What is the number of lines containing the string "boxuegu"? Answer with the number only.
* begin *
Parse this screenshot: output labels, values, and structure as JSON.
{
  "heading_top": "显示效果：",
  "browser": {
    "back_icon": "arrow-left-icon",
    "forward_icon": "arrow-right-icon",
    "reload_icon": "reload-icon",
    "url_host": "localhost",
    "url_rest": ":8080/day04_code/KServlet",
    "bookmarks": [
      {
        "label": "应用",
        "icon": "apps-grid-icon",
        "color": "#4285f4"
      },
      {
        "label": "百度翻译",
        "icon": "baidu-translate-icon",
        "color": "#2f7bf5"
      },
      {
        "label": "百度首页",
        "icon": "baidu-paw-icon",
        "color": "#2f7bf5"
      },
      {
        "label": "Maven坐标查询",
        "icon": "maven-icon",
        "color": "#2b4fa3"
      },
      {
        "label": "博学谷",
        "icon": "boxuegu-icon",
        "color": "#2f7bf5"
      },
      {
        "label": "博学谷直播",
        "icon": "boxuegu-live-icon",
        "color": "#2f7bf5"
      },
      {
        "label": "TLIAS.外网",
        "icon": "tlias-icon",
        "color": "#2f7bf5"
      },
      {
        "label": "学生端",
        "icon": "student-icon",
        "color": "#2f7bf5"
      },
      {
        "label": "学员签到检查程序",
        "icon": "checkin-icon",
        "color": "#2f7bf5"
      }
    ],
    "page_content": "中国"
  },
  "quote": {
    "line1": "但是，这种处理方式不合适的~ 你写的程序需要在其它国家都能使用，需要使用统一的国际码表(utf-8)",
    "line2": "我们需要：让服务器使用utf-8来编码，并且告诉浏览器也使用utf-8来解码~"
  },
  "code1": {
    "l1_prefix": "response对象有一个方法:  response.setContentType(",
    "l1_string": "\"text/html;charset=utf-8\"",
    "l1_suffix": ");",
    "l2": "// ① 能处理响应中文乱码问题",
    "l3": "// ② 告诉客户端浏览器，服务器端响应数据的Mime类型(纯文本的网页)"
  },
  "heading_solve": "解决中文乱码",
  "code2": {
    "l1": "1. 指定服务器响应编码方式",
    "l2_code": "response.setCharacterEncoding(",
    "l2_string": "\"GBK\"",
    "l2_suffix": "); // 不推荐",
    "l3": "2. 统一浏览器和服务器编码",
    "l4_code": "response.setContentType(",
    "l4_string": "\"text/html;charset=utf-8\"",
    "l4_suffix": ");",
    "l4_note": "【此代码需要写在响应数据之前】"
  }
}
* end *
* SOLVED PROBLEM: 2